Extract to read:
+---+
The picture of its tongue is blurry, but it looked like only one tooth patch to me.

What say you OGF?


----------



## GarrettMyers (May 16, 2011)

Hybrid- the stripes are too dark and defined to be a WB. The broken stripes shown in the pic are also a characteristic of hybrids. That's a fat fish man. 


Sent from my iPhone using Ohub Campfire


----------



## TIC (Sep 9, 2009)

I vote Hybrid. All of the lateral lines running all the way to the tail is the best indication.


----------



## Eatsleepfish (Aug 3, 2008)

Since this thread is going I'll post mine. I caught these two this morning while checking out a new spot with EStrong. They were pretty small(12in and 11in). I've done a bit of research and still not 100% sure. Leaning more toward hybrid??


----------



## GarrettMyers (May 16, 2011)

White bass... Faded stripes 


Sent from my iPhone using Ohub Campfire


----------



## greghal (Aug 22, 2013)

I also vote hybrid DO the broken stripes.


----------



## acklac7 (May 31, 2004)

Hybrid.

Been getting into them on a fairly regular basis here on the Scioto. All it takes (for me) is one quick glance at the overall structure of the body to tell. Wipers will be decidedly stocky, almost having a Carp-like appearance, White Bass will look similar to panfish. Screw all the "legit" ways of ID'ing them


----------



## acklac7 (May 31, 2004)

Eatsleepfish said:


> Since this thread is going I'll post mine. I caught these two this morning while checking out a new spot with EStrong. They were pretty small(12in and 11in). I've done a bit of research and still not 100% sure. Leaning more toward hybrid??



White Bass.

Note the difference in body structure compared to this Hybrid of similar size.


----------



## GarrettMyers (May 16, 2011)

acklac7 said:


> White Bass.
> 
> Note the difference in body structure compared to this Hybrid of similar size.


That pic is a white bass too... Either that or it's such a blurry pic the stripes aren't showing up clearly. Look at the original fish posted. See how much darker the stripes are than that pic? I know what you mean, but your stocky theory doesn't always hold up  This is a white bass: 





Sent from my iPhone using Ohub Campfire


----------



## acklac7 (May 31, 2004)

GarrettMyers said:


> That pic is a white bass too... Either that or it's such a blurry pic the stripes aren't showing up clearly. Look at the original fish posted. See how much darker the stripes are than that pic? I know what you mean, but your stocky theory doesn't always hold up  This is a white bass:


I admit, that one could go either way. Although again, after seeing a good number of Hybrids in the past couple years Im going to go with Hybrid based on my gut feel.


Honestly I have a hard time going by the Stripes until they get to be about 15". Smaller White Bass/Hybrids are extremely hard to identify/Distinguish.


----------



## oldstinkyguy (Mar 28, 2010)

Black crappie all the way...

after all if its a hybrid the clown posse might think we violated the shell station accords where we agreed not to fish inside the I-275 loop if they agreed not to post any more photos of Garret shirtless.


----------



## GarrettMyers (May 16, 2011)

oldstinkyguy said:


> Black crappie all the way...
+---+
Given entries:
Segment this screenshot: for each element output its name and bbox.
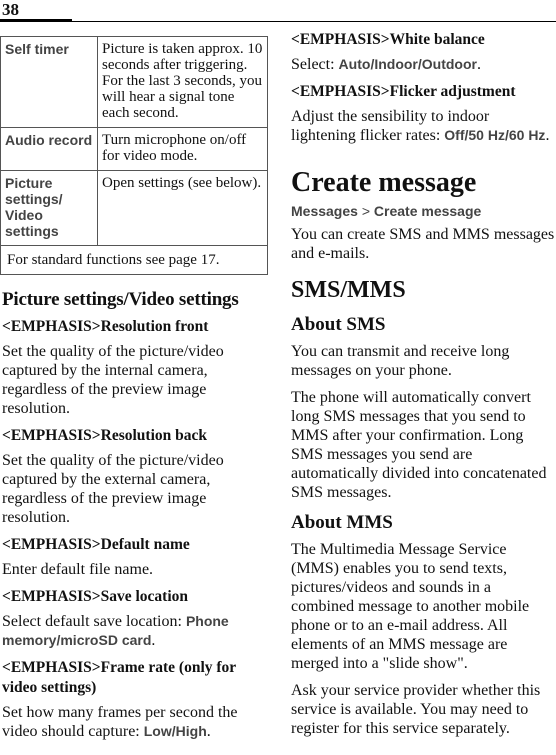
setting-description: Enter default file name. <box>2 561 154 578</box>
paragraph: The phone will automatically convert lon… <box>291 389 547 501</box>
function-description: Open settings (see below). <box>97 170 268 246</box>
setting-description: Adjust the sensibility to indoor lighten… <box>291 107 556 145</box>
function-description: Picture is taken approx. 10 seconds afte… <box>97 36 268 128</box>
function-description: Turn microphone on/off for video mode. <box>97 127 268 171</box>
option-label: 50 Hz <box>468 127 505 143</box>
table-footer-row: For standard functions see page 17. <box>0 245 268 275</box>
left-column: Self timer Picture is taken approx. 10 s… <box>0 36 272 749</box>
subsection-heading: About MMS <box>291 512 393 533</box>
setting-title: <EMPHASIS>White balance <box>291 31 485 48</box>
option-label: Indoor <box>374 56 418 72</box>
paragraph: The Multimedia Message Service (MMS) ena… <box>291 541 530 672</box>
setting-description: Set the quality of the picture/video cap… <box>2 343 224 417</box>
menu-path-separator: > <box>361 203 371 219</box>
option-label: microSD card <box>60 632 152 648</box>
section-heading: SMS/MMS <box>291 277 406 303</box>
option-label: Outdoor <box>421 56 477 72</box>
setting-description: Select: Auto/Indoor/Outdoor. <box>291 55 556 74</box>
option-label: Off <box>444 127 465 143</box>
setting-description: Select default save location: Phone memo… <box>2 612 272 650</box>
option-label: High <box>175 723 207 739</box>
description-text: Select default save location: <box>2 613 186 630</box>
paragraph: Ask your service provider whether this s… <box>291 682 541 737</box>
intro-text: You can create SMS and MMS messages and … <box>291 226 555 262</box>
setting-title: <EMPHASIS>Save location <box>2 588 189 605</box>
setting-description: Set how many frames per second the video… <box>2 703 272 741</box>
setting-title: <EMPHASIS>Flicker adjustment <box>291 83 516 100</box>
menu-path: Messages > Create message <box>291 203 556 219</box>
description-text: . <box>151 632 156 649</box>
menu-path-item: Messages <box>291 203 358 219</box>
table-footer: For standard functions see page 17. <box>0 245 268 275</box>
option-label: 60 Hz <box>508 127 546 143</box>
setting-description: Set the quality of the picture/video cap… <box>2 452 224 526</box>
menu-path-item: Create message <box>373 203 482 219</box>
setting-title: <EMPHASIS>Default name <box>2 536 190 553</box>
setting-title: <EMPHASIS>Resolution back <box>2 427 207 444</box>
function-name: Picture settings/ Video settings <box>0 170 98 246</box>
description-text: Select: <box>291 56 339 73</box>
function-name: Self timer <box>0 36 98 128</box>
paragraph: You can transmit and receive long messag… <box>291 343 510 379</box>
subsection-heading: About SMS <box>291 314 386 335</box>
page-number: 38 <box>2 0 19 19</box>
table-row: Picture settings/ Video settings Open se… <box>0 170 268 246</box>
table-row: Audio record Turn microphone on/off for … <box>0 127 268 171</box>
chapter-heading: Create message <box>291 167 477 198</box>
setting-title: <EMPHASIS>Resolution front <box>2 318 209 335</box>
description-text: . <box>545 127 550 144</box>
header-rule <box>0 21 556 22</box>
right-column: <EMPHASIS>White balance Select: Auto/Ind… <box>291 30 556 746</box>
option-label: Low <box>143 723 172 739</box>
setting-title: <EMPHASIS>Frame rate (only for video set… <box>2 659 236 696</box>
function-name: Audio record <box>0 127 98 171</box>
section-heading: Picture settings/Video settings <box>2 289 239 310</box>
description-text: . <box>206 723 211 740</box>
function-table: Self timer Picture is taken approx. 10 s… <box>0 36 268 275</box>
table-row: Self timer Picture is taken approx. 10 s… <box>0 36 268 128</box>
description-text: . <box>476 56 481 73</box>
option-label: Auto <box>338 56 371 72</box>
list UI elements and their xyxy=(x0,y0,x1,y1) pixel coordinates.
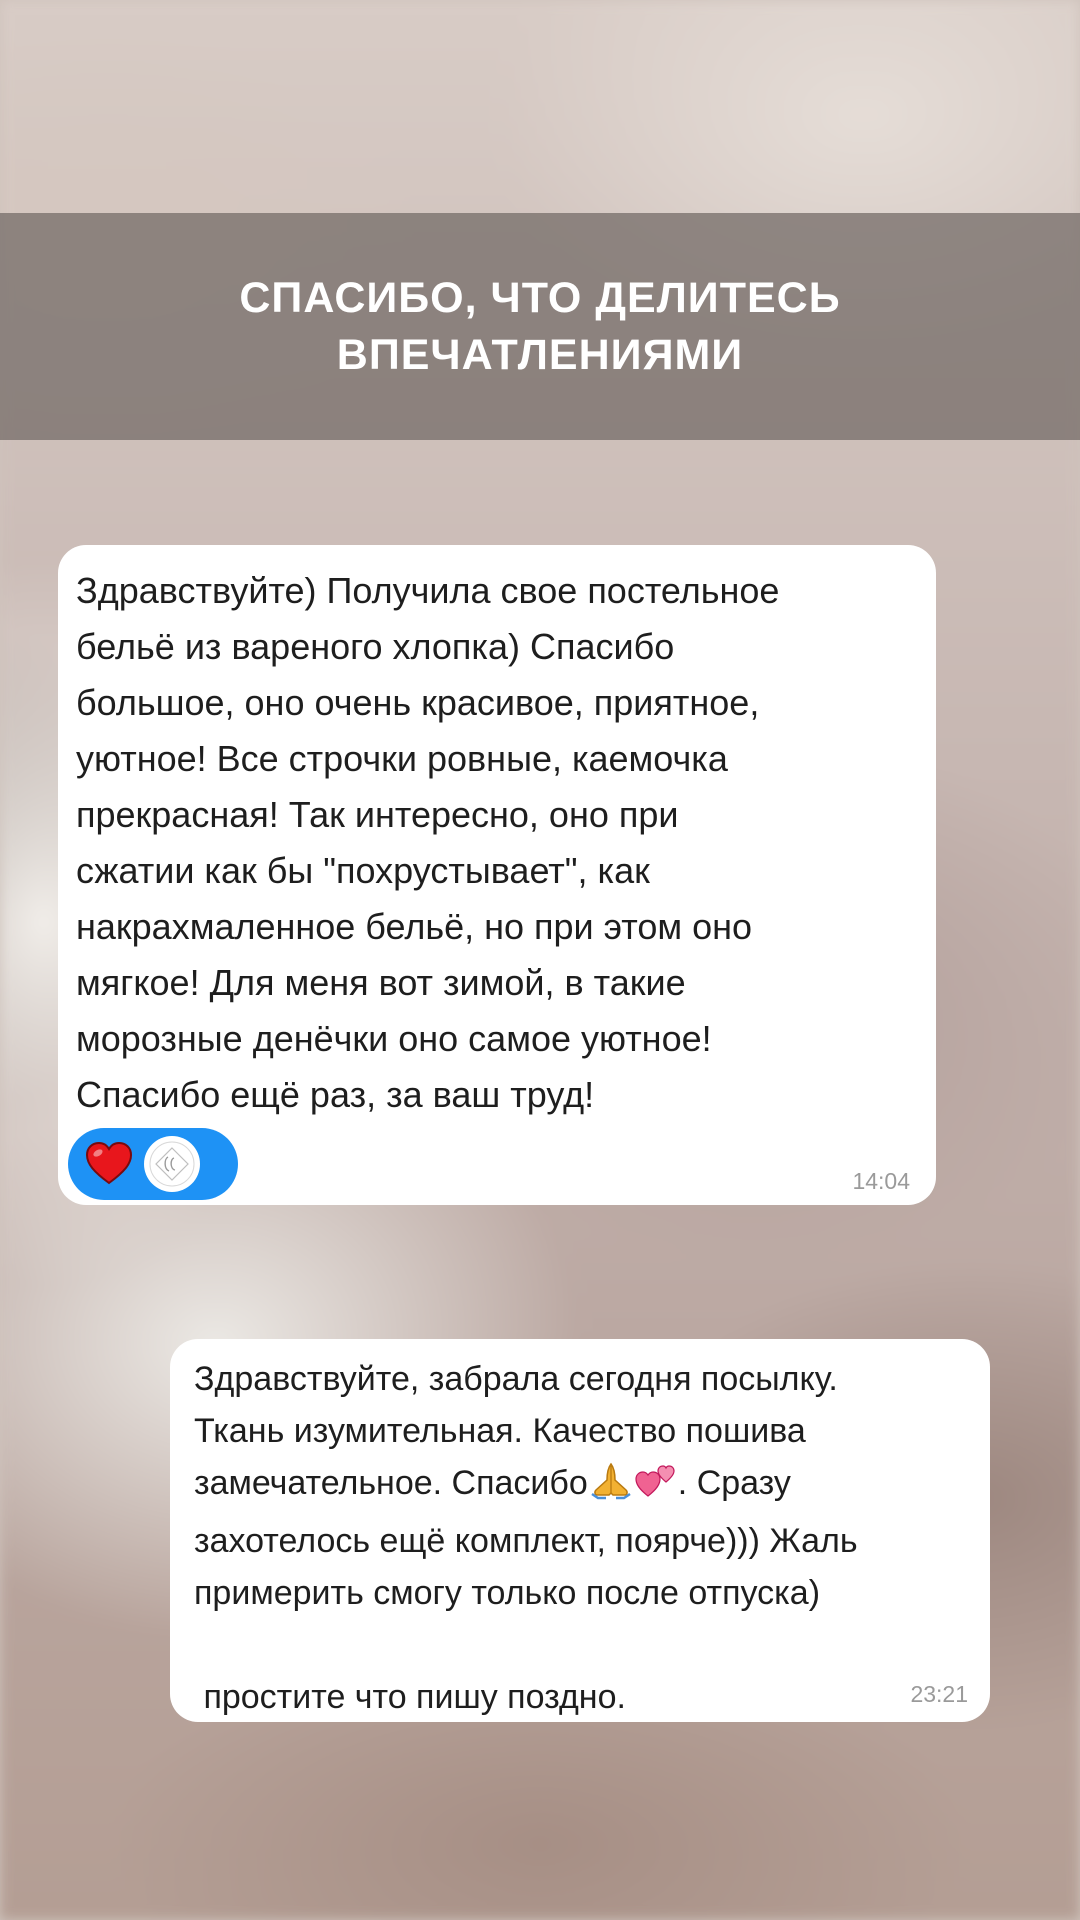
title-line-2: ВПЕЧАТЛЕНИЯМИ xyxy=(336,330,744,379)
folded-hands-icon xyxy=(588,1460,634,1515)
message-text: Здравствуйте, забрала сегодня посылку. Т… xyxy=(194,1353,970,1723)
message-bubble-incoming[interactable]: Здравствуйте, забрала сегодня посылку. Т… xyxy=(170,1339,990,1722)
title-line-1: СПАСИБО, ЧТО ДЕЛИТЕСЬ xyxy=(239,273,841,322)
heart-icon xyxy=(85,1141,133,1185)
message-timestamp: 23:21 xyxy=(910,1681,968,1707)
reaction-badge[interactable] xyxy=(68,1128,238,1200)
message-text: Здравствуйте) Получила свое постельное б… xyxy=(76,570,780,1115)
message-timestamp: 14:04 xyxy=(852,1168,910,1194)
avatar xyxy=(144,1136,200,1192)
two-hearts-icon xyxy=(634,1460,678,1515)
message-bubble-incoming[interactable]: Здравствуйте) Получила свое постельное б… xyxy=(58,545,936,1205)
page-title: СПАСИБО, ЧТО ДЕЛИТЕСЬ ВПЕЧАТЛЕНИЯМИ xyxy=(239,270,840,384)
title-banner: СПАСИБО, ЧТО ДЕЛИТЕСЬ ВПЕЧАТЛЕНИЯМИ xyxy=(0,213,1080,440)
brand-logo-icon xyxy=(149,1141,195,1187)
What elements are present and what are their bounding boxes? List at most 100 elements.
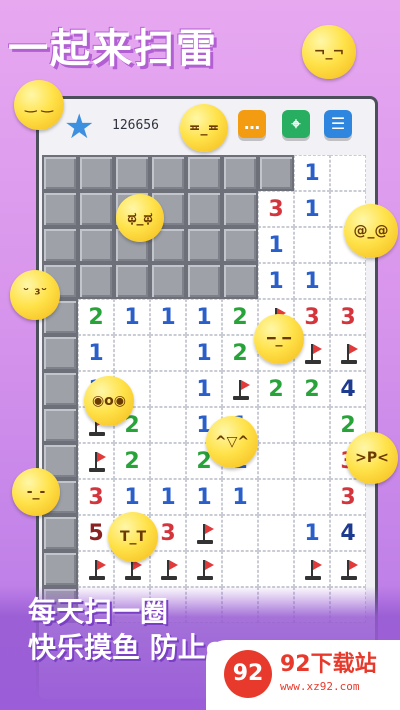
open-cell[interactable]	[330, 335, 366, 371]
open-cell[interactable]	[150, 335, 186, 371]
cell-number: 1	[196, 377, 212, 402]
open-cell[interactable]: 4	[330, 515, 366, 551]
open-cell[interactable]	[258, 443, 294, 479]
flag-icon	[305, 342, 322, 366]
covered-cell[interactable]	[222, 155, 258, 191]
open-cell[interactable]: 1	[186, 299, 222, 335]
open-cell[interactable]: 1	[294, 515, 330, 551]
cell-number: 3	[340, 305, 356, 330]
open-cell[interactable]	[258, 551, 294, 587]
open-cell[interactable]	[186, 515, 222, 551]
flag-icon	[341, 342, 358, 366]
open-cell[interactable]	[258, 515, 294, 551]
open-cell[interactable]	[78, 443, 114, 479]
smirk-emoji: ¬_¬	[302, 25, 356, 79]
covered-cell[interactable]	[78, 263, 114, 299]
open-cell[interactable]	[222, 515, 258, 551]
open-cell[interactable]: 2	[294, 371, 330, 407]
flag-icon	[197, 558, 214, 582]
open-cell[interactable]: 1	[150, 299, 186, 335]
covered-cell[interactable]	[186, 155, 222, 191]
open-cell[interactable]	[222, 551, 258, 587]
open-cell[interactable]: 1	[294, 155, 330, 191]
open-cell[interactable]	[258, 479, 294, 515]
covered-cell[interactable]	[42, 335, 78, 371]
covered-cell[interactable]	[42, 191, 78, 227]
flag-icon	[197, 522, 214, 546]
open-cell[interactable]: 1	[186, 371, 222, 407]
covered-cell[interactable]	[42, 407, 78, 443]
covered-cell[interactable]	[186, 191, 222, 227]
covered-cell[interactable]	[222, 263, 258, 299]
open-cell[interactable]	[258, 407, 294, 443]
menu-button[interactable]: ☰	[324, 110, 352, 138]
open-cell[interactable]: 3	[330, 299, 366, 335]
cell-number: 1	[196, 485, 212, 510]
open-cell[interactable]: 1	[186, 335, 222, 371]
open-cell[interactable]	[294, 551, 330, 587]
open-cell[interactable]: 1	[294, 191, 330, 227]
covered-cell[interactable]	[78, 155, 114, 191]
open-cell[interactable]: 1	[114, 299, 150, 335]
open-cell[interactable]	[150, 551, 186, 587]
open-cell[interactable]	[294, 443, 330, 479]
covered-cell[interactable]	[78, 227, 114, 263]
cell-number: 1	[196, 341, 212, 366]
open-cell[interactable]: 3	[78, 479, 114, 515]
open-cell[interactable]: 1	[258, 227, 294, 263]
open-cell[interactable]	[186, 551, 222, 587]
cell-number: 2	[124, 449, 140, 474]
covered-cell[interactable]	[186, 227, 222, 263]
open-cell[interactable]: 1	[222, 479, 258, 515]
covered-cell[interactable]	[222, 227, 258, 263]
open-cell[interactable]	[294, 407, 330, 443]
score-value: 126656	[112, 118, 159, 133]
open-cell[interactable]: 1	[150, 479, 186, 515]
sob-emoji: T_T	[108, 512, 158, 562]
open-cell[interactable]	[222, 371, 258, 407]
open-cell[interactable]: 2	[222, 335, 258, 371]
open-cell[interactable]: 2	[222, 299, 258, 335]
open-cell[interactable]: 1	[258, 263, 294, 299]
covered-cell[interactable]	[150, 263, 186, 299]
open-cell[interactable]	[294, 227, 330, 263]
covered-cell[interactable]	[114, 155, 150, 191]
covered-cell[interactable]	[186, 263, 222, 299]
open-cell[interactable]	[330, 263, 366, 299]
covered-cell[interactable]	[222, 191, 258, 227]
covered-cell[interactable]	[42, 551, 78, 587]
awkward-emoji: ≖_≖	[180, 104, 228, 152]
open-cell[interactable]: 1	[114, 479, 150, 515]
covered-cell[interactable]	[42, 227, 78, 263]
open-cell[interactable]: 1	[294, 263, 330, 299]
open-cell[interactable]	[150, 371, 186, 407]
open-cell[interactable]: 2	[258, 371, 294, 407]
open-cell[interactable]: 3	[258, 191, 294, 227]
open-cell[interactable]: 2	[78, 299, 114, 335]
open-cell[interactable]	[330, 155, 366, 191]
open-cell[interactable]	[294, 479, 330, 515]
open-cell[interactable]	[78, 551, 114, 587]
covered-cell[interactable]	[42, 515, 78, 551]
covered-cell[interactable]	[258, 155, 294, 191]
open-cell[interactable]: 2	[114, 443, 150, 479]
covered-cell[interactable]	[114, 263, 150, 299]
open-cell[interactable]: 1	[78, 335, 114, 371]
open-cell[interactable]	[114, 335, 150, 371]
open-cell[interactable]	[330, 551, 366, 587]
covered-cell[interactable]	[78, 191, 114, 227]
open-cell[interactable]: 1	[186, 479, 222, 515]
open-cell[interactable]: 3	[330, 479, 366, 515]
cell-number: 2	[232, 305, 248, 330]
covered-cell[interactable]	[42, 155, 78, 191]
chat-button[interactable]: …	[238, 110, 266, 138]
watermark-url: www.xz92.com	[280, 680, 360, 693]
location-button[interactable]: ⌖	[282, 110, 310, 138]
slogan-line-1: 每天扫一圈	[28, 595, 169, 628]
open-cell[interactable]: 4	[330, 371, 366, 407]
open-cell[interactable]	[150, 443, 186, 479]
covered-cell[interactable]	[42, 371, 78, 407]
covered-cell[interactable]	[150, 155, 186, 191]
open-cell[interactable]	[150, 407, 186, 443]
flag-icon	[161, 558, 178, 582]
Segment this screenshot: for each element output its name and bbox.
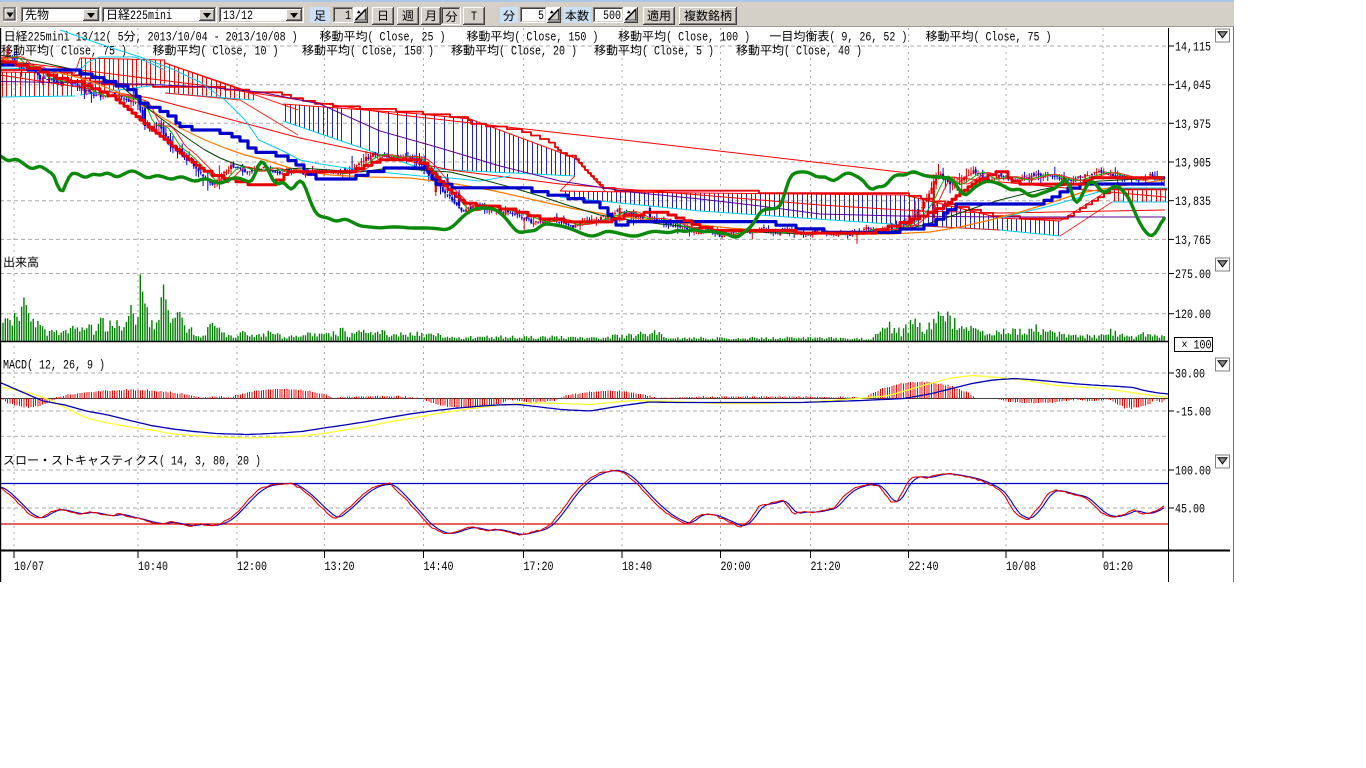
svg-text:500: 500 <box>603 8 621 23</box>
svg-text:, 2013/10/04 - 2013/10/08 ): , 2013/10/04 - 2013/10/08 ) <box>136 30 298 45</box>
svg-text:13,905: 13,905 <box>1175 156 1211 171</box>
svg-text:( Close, 10 ): ( Close, 10 ) <box>201 44 279 59</box>
svg-text:T: T <box>471 9 477 24</box>
svg-text:17:20: 17:20 <box>524 559 554 574</box>
svg-text:× 100: × 100 <box>1182 338 1212 353</box>
svg-text:( Close, 40 ): ( Close, 40 ) <box>784 44 862 59</box>
svg-text:( 9, 26, 52 ): ( 9, 26, 52 ) <box>829 30 907 45</box>
svg-text:01:20: 01:20 <box>1103 559 1133 574</box>
svg-text:100.00: 100.00 <box>1175 464 1211 479</box>
svg-text:12:00: 12:00 <box>237 559 267 574</box>
svg-text:( Close, 150 ): ( Close, 150 ) <box>514 30 598 45</box>
svg-text:1: 1 <box>345 8 351 23</box>
svg-text:13,835: 13,835 <box>1175 194 1211 209</box>
svg-text:14:40: 14:40 <box>424 559 454 574</box>
svg-text:( Close, 100 ): ( Close, 100 ) <box>666 30 750 45</box>
svg-text:14,045: 14,045 <box>1175 78 1211 93</box>
svg-text:10/07: 10/07 <box>14 559 44 574</box>
svg-text:20:00: 20:00 <box>721 559 751 574</box>
svg-text:( 14, 3, 80, 20 ): ( 14, 3, 80, 20 ) <box>159 454 261 469</box>
svg-text:5: 5 <box>538 8 544 23</box>
svg-text:MACD( 12, 26, 9 ): MACD( 12, 26, 9 ) <box>3 358 105 373</box>
svg-text:22:40: 22:40 <box>909 559 939 574</box>
svg-text:13:20: 13:20 <box>325 559 355 574</box>
svg-text:( Close, 20 ): ( Close, 20 ) <box>499 44 577 59</box>
svg-text:225mini: 225mini <box>130 8 172 23</box>
svg-text:13,765: 13,765 <box>1175 233 1211 248</box>
svg-text:-15.00: -15.00 <box>1175 405 1211 420</box>
svg-text:13,975: 13,975 <box>1175 117 1211 132</box>
svg-text:( Close, 150 ): ( Close, 150 ) <box>350 44 434 59</box>
svg-text:18:40: 18:40 <box>622 559 652 574</box>
svg-text:10:40: 10:40 <box>138 559 168 574</box>
svg-text:( Close, 25 ): ( Close, 25 ) <box>368 30 446 45</box>
svg-text:13/12: 13/12 <box>223 8 253 23</box>
svg-text:10/08: 10/08 <box>1006 559 1036 574</box>
svg-text:275.00: 275.00 <box>1175 267 1211 282</box>
svg-text:21:20: 21:20 <box>811 559 841 574</box>
svg-text:14,115: 14,115 <box>1175 40 1211 55</box>
svg-text:( Close, 5 ): ( Close, 5 ) <box>642 44 714 59</box>
svg-text:30.00: 30.00 <box>1175 367 1205 382</box>
svg-text:225mini 13/12( 5: 225mini 13/12( 5 <box>28 30 124 45</box>
svg-text:( Close, 75 ): ( Close, 75 ) <box>49 44 127 59</box>
svg-text:120.00: 120.00 <box>1175 307 1211 322</box>
svg-text:( Close, 75 ): ( Close, 75 ) <box>974 30 1052 45</box>
svg-text:45.00: 45.00 <box>1175 502 1205 517</box>
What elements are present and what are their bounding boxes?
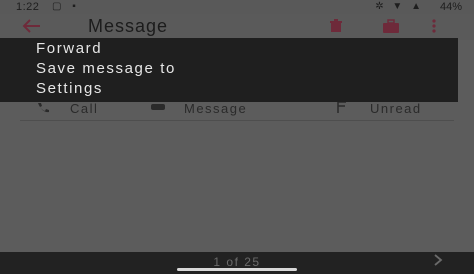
+---+
Direction 1: In the rows, transcribe character for character the lines that open with the line containing "title-line-2: ВПЕЧАТЛЕНИЯМИ xyxy=(336,330,744,379)" and close with the line containing "message-text: Здравствуйте) Получила", including both of those lines.
Direction 2: Can you pick up the forum thread about telling white bass from hybrids and continue it from its last line?

Written answer 1:
title-line-2: ВПЕЧАТЛЕНИЯМИ xyxy=(336,330,744,379)
folded-hands-icon xyxy=(588,1460,634,1515)
message-text: Здравствуйте, забрала сегодня посылку. Т… xyxy=(194,1353,970,1723)
message-bubble-incoming[interactable]: Здравствуйте, забрала сегодня посылку. Т… xyxy=(170,1339,990,1722)
title-line-1: СПАСИБО, ЧТО ДЕЛИТЕСЬ xyxy=(239,273,841,322)
heart-icon xyxy=(85,1141,133,1185)
message-timestamp: 23:21 xyxy=(910,1681,968,1707)
reaction-badge[interactable] xyxy=(68,1128,238,1200)
message-text: Здравствуйте) Получила свое постельное б… xyxy=(76,570,780,1115)

Written answer 2:
> 
> 
> 
> after all if its a hybrid the clown posse might think we violated the shell station accords where we agreed not to fish inside the I-275 loop if they agreed not to post any more photos of Garret shirtless.



Ahhhh, the Shell Station Accords of 2013.... I have a whole library that is ready to be posted should said agreement ever be violated. 


Sent from my iPhone using Ohub Campfire


----------



## Lowell H Turner (Feb 22, 2011)

I luckily missed that 1...(or it missed me) At least no one said Gabon Viper...


----------



## co-angler (Jan 3, 2010)

I'm going with the IGB fish Ohio Rock Bass.
You are all smoking the weed if you can't see it....


----------



## EStrong (Jul 23, 2014)

.


----------



## EStrong (Jul 23, 2014)

.


----------



## acklac7 (May 31, 2004)

"May exceed 10lbs" LOL, more like "Will exceed 10lbs"

LOL'd just as hard at the Columbus Cabelas description of Wipers: 15"-22".

We're already seeing 5 year old fish right near 28"/10lbs here in Columbus (Scioto)...What a downright remarkable species.


----------



## acklac7 (May 31, 2004)

EStrong said:


>




The SW Forum never fails


----------



## Eatsleepfish (Aug 3, 2008)

Thanks Garrett and Acklack7! I'm new to the stripey fish. Either way it's a new one for me and my 9th new species for the year. The river has really opened up a lot for me.

So regarding the stripes on all three bass the stripers have dark, non-broken lines that go the length of the body, hybrids have dark, but broken lines and the whites have faded lines as they get toward the belly? They seem to be rather difficult to differentiate sometimes. 


@ EStrong LOL Yes, that one spot produced nicely. His fishing guide service is quite the bargain and you might just catch a fish or two! He charges extra for Maserati rides and he won't go 185 because he would refuse to ride in the back if he lost his license


----------



## fallen513 (Jan 5, 2010)

So many experts in one place. Behold a mature white bass...


----------



## GarrettMyers (May 16, 2011)

fallen513 said:


> So many experts in one place. Behold a mature white bass...



That's a killer drum. I bet you could get a Fish OH award for that if you talked to the right guy at the ODNR. 


Sent from my iPhone using Ohub Campfire


----------



## co-angler (Jan 3, 2010)

Jeezus y'all, it's a stinking rock bass no matter what some guy with a big fish says....
Experts.....laughable, ha!


----------



## fallen513 (Jan 5, 2010)

Eatsleepfish said:


> Since this thread is going I'll post mine. I caught these two this morning while checking out a new spot with EStrong. They were pretty small(12in and 11in). I've done a bit of research and still not 100% sure. Leaning more toward hybrid??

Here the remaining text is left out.